Exercise description: Which lines hold the word "octobre"? Copy each one.
--- begin Material supplied ---
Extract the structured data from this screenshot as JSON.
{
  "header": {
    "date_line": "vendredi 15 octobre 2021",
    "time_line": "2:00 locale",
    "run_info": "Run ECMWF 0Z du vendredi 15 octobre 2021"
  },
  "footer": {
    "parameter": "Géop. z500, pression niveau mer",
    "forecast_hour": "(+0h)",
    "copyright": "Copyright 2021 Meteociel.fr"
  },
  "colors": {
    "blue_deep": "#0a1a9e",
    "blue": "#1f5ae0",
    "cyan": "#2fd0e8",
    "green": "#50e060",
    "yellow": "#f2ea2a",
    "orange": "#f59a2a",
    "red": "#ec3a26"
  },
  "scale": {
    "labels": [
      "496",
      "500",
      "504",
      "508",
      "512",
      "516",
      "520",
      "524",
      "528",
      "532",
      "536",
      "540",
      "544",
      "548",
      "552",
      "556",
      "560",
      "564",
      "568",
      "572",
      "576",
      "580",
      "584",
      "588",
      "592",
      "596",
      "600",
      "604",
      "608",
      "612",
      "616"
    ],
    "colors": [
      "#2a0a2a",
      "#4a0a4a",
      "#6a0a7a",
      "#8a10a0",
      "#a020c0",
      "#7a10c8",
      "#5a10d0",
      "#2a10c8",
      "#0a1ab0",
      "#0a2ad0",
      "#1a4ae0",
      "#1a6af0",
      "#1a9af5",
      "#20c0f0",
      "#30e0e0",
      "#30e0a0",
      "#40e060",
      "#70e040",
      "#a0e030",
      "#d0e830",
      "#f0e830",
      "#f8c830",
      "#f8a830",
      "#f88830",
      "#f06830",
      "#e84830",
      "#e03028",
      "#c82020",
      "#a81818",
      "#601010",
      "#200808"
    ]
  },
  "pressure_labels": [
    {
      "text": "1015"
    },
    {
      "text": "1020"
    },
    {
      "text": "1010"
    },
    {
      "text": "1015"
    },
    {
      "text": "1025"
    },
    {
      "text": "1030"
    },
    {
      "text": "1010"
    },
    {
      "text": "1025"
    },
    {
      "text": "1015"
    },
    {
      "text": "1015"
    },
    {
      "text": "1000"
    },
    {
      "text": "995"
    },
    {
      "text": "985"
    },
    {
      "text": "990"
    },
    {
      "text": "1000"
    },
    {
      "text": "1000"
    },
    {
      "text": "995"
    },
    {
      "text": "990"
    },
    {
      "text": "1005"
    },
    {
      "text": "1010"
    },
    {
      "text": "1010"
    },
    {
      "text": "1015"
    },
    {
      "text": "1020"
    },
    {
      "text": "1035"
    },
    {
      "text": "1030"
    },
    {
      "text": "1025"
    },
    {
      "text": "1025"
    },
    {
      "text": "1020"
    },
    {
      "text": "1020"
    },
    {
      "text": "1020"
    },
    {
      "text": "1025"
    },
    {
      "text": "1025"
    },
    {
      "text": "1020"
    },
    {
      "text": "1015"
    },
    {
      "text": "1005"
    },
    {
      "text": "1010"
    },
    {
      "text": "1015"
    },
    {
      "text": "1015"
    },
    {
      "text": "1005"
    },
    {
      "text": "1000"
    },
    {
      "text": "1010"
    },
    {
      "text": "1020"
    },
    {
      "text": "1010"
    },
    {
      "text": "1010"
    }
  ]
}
--- end Material supplied ---
Result of this task:
    "date_line": "vendredi 15 octobre 2021",
    "run_info": "Run ECMWF 0Z du vendredi 15 octobre 2021"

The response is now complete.